The problem:
Select every line containing the word "East" from the material, and copy those lines.

Supplied data:
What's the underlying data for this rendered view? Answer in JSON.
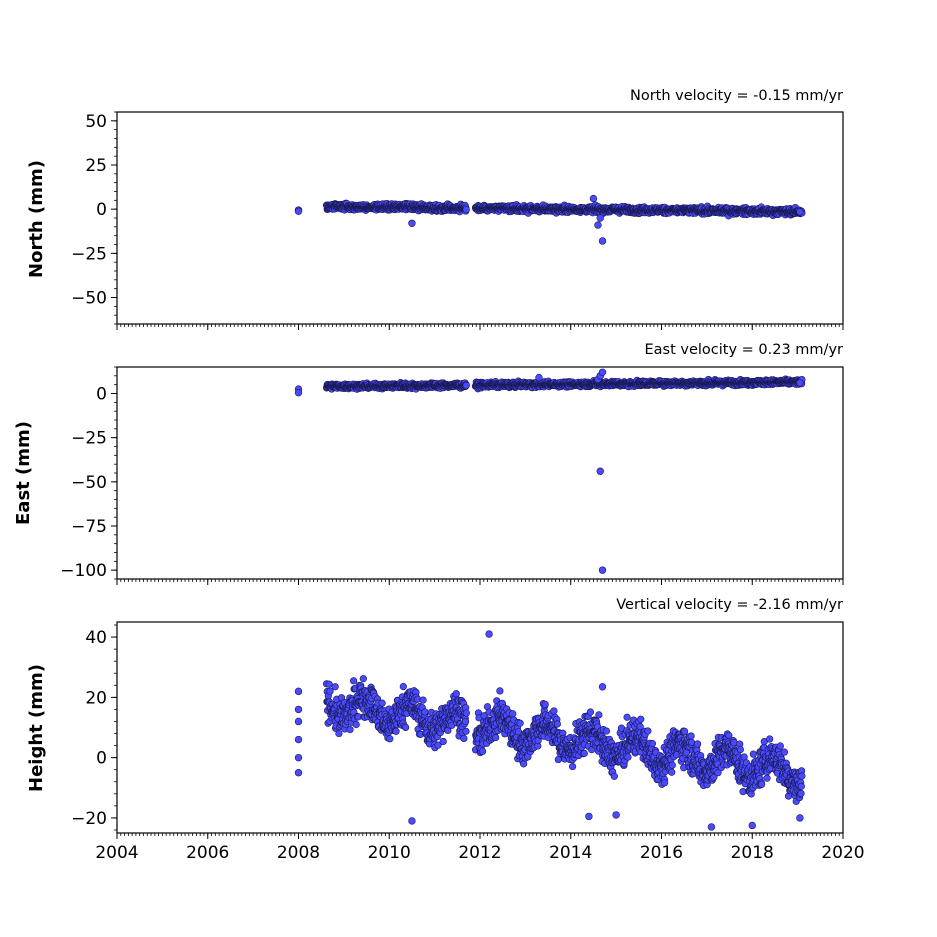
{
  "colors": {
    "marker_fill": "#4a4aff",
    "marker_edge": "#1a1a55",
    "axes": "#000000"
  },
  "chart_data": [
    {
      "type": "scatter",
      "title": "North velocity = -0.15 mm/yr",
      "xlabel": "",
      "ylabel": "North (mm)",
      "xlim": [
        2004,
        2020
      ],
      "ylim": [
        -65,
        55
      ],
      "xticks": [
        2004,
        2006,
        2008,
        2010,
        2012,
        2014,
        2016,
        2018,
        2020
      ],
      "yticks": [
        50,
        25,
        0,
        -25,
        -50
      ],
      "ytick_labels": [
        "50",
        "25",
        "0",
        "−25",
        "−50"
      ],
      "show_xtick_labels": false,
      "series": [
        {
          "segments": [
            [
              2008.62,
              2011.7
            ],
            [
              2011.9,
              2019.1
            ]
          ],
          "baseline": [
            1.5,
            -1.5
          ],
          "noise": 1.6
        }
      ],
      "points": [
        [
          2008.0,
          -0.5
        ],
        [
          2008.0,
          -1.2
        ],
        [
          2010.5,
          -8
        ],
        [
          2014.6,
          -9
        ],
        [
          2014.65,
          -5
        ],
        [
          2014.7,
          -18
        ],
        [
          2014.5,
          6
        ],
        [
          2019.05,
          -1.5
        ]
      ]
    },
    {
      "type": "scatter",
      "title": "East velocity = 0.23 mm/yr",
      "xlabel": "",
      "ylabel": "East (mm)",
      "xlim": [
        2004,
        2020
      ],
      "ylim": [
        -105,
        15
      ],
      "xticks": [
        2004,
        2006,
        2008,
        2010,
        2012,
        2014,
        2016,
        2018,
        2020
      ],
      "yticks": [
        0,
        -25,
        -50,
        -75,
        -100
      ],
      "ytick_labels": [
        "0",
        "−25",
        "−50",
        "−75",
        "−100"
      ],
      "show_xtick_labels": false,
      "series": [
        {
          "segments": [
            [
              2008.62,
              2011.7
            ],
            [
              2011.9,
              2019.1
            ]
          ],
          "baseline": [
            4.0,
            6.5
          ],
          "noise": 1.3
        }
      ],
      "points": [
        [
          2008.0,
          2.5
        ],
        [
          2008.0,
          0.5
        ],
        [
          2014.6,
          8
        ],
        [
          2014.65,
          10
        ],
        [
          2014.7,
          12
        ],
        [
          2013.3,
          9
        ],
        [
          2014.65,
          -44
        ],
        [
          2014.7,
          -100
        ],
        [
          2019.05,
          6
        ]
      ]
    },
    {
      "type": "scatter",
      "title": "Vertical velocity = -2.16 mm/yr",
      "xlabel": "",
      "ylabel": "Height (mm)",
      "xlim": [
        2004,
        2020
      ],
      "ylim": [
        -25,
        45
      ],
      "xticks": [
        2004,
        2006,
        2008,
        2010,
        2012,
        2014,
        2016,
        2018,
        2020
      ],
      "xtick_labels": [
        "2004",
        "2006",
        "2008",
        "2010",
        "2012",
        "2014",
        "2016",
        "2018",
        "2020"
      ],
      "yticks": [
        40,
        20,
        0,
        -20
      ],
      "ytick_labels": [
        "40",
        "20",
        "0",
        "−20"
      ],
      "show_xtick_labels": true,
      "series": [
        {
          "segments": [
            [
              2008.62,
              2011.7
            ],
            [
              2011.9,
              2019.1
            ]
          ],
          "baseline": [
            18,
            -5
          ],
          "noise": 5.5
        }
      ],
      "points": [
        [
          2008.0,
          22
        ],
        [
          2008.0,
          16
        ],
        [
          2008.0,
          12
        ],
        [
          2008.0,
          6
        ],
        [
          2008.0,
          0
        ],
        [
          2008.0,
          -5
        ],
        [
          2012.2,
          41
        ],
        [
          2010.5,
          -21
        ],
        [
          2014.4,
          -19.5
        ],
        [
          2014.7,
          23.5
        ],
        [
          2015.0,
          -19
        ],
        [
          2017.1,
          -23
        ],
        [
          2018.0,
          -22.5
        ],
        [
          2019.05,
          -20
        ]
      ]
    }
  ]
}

--

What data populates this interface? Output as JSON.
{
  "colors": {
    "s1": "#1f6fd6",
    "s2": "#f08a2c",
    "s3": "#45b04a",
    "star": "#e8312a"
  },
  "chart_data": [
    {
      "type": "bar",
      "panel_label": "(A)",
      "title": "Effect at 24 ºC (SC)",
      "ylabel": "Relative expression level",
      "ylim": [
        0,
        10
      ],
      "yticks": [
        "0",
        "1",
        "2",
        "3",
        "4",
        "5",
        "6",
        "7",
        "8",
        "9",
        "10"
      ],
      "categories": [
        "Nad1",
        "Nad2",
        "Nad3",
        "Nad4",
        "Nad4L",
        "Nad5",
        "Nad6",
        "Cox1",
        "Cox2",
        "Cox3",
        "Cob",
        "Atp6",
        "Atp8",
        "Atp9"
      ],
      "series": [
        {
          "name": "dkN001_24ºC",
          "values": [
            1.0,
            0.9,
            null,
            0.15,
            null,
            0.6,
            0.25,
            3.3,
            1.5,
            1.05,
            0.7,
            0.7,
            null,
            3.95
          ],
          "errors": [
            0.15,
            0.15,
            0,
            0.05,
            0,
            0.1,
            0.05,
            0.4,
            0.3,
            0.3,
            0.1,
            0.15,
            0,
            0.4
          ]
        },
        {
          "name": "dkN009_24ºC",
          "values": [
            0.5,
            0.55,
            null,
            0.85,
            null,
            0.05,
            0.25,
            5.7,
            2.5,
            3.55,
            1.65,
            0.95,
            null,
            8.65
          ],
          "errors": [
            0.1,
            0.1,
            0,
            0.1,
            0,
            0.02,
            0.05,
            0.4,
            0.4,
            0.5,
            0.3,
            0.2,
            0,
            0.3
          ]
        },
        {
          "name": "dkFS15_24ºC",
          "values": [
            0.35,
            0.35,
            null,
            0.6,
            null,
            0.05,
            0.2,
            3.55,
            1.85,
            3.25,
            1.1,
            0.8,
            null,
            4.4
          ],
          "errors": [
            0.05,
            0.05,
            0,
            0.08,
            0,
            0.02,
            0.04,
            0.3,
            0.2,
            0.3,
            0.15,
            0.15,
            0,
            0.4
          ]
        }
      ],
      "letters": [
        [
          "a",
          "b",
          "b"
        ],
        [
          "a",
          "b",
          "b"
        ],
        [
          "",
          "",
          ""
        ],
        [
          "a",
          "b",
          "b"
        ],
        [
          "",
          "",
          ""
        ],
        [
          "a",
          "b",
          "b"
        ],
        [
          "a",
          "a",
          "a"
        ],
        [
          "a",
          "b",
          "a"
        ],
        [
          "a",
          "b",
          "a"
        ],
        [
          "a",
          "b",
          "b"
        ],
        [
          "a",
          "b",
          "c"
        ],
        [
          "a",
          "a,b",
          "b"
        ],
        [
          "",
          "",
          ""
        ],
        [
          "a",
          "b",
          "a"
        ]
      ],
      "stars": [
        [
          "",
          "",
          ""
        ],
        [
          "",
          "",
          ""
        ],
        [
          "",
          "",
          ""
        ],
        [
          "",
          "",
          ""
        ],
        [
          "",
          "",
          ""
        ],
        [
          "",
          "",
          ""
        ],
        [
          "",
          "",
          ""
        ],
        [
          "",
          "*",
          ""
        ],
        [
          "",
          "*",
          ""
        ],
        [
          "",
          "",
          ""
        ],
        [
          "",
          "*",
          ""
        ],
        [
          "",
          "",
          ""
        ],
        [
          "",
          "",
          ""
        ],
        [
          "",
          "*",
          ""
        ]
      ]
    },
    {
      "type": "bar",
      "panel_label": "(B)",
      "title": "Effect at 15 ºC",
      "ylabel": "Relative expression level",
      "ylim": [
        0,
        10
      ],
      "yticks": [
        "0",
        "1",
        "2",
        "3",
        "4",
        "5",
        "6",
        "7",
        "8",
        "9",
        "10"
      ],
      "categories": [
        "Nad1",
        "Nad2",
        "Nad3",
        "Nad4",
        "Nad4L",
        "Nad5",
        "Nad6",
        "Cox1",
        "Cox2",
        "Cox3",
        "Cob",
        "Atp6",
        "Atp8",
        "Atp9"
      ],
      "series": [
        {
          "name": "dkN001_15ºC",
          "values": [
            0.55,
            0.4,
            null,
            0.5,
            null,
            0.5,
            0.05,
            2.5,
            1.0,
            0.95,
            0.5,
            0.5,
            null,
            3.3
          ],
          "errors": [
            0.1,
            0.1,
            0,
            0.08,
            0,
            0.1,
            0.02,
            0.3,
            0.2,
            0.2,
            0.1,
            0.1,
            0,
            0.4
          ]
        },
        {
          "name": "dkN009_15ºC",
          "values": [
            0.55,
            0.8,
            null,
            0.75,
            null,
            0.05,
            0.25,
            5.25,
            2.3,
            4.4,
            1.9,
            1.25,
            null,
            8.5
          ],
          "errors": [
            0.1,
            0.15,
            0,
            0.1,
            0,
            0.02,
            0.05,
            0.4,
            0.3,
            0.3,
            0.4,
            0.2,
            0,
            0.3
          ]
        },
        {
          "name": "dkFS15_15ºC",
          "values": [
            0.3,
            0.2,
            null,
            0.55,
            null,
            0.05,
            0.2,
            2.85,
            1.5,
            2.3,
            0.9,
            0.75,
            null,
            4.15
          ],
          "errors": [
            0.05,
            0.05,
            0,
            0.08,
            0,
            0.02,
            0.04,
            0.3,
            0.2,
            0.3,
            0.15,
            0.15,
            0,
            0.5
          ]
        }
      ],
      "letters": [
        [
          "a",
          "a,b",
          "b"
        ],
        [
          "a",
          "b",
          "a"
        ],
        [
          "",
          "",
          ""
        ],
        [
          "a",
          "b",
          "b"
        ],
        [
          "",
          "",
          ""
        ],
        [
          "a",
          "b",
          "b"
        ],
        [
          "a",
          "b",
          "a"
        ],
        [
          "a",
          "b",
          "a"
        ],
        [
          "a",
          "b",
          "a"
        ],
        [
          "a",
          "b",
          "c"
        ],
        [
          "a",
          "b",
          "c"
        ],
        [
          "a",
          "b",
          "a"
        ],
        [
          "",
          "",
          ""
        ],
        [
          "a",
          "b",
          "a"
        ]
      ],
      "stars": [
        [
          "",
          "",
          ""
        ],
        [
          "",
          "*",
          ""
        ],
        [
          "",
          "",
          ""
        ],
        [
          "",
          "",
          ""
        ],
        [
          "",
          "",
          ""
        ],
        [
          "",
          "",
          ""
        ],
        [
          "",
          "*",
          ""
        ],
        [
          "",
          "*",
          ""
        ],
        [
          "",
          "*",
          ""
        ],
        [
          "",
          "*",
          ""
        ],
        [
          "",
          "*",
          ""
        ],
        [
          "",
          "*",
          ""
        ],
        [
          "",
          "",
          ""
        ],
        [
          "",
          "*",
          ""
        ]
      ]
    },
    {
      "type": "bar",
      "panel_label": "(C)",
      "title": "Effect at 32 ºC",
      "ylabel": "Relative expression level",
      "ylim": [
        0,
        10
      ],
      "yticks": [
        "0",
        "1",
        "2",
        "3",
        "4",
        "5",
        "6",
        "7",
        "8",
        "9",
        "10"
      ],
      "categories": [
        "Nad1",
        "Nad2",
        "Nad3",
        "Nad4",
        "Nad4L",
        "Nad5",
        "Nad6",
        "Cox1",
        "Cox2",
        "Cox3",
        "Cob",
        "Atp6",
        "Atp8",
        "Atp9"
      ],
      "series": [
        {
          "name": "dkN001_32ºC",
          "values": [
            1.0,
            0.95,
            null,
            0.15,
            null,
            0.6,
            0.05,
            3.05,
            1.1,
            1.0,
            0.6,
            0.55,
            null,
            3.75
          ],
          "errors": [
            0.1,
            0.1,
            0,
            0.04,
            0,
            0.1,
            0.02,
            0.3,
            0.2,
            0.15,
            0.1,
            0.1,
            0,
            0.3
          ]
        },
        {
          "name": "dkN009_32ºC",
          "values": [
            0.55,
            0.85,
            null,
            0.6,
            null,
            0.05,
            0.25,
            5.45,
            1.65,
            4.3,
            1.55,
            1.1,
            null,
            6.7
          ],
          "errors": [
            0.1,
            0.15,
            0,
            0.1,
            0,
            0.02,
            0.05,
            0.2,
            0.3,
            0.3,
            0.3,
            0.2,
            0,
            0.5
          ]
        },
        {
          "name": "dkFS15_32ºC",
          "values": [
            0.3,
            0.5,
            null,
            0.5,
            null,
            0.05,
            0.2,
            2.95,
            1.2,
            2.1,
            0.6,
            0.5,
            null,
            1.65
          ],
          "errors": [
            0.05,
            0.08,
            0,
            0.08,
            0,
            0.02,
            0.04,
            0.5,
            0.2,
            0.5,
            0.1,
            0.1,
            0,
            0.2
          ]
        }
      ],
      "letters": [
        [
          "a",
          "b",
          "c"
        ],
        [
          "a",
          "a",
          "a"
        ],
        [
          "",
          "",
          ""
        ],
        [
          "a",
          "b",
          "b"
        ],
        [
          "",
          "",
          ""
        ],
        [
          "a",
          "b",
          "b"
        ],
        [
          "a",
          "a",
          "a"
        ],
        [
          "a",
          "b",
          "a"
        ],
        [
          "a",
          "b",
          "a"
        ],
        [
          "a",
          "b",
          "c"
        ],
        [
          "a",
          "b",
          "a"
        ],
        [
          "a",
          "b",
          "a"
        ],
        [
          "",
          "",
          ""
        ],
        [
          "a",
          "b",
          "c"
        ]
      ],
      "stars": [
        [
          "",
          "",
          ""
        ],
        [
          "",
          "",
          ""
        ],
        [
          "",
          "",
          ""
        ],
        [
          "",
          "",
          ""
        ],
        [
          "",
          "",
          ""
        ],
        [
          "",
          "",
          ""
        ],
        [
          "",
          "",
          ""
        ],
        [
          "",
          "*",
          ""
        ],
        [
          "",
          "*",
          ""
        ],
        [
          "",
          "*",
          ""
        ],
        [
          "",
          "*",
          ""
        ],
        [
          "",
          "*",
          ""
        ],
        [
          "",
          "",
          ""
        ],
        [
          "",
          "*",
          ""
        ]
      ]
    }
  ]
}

Response for this exercise:
      "title": "East velocity = 0.23 mm/yr",
      "ylabel": "East (mm)",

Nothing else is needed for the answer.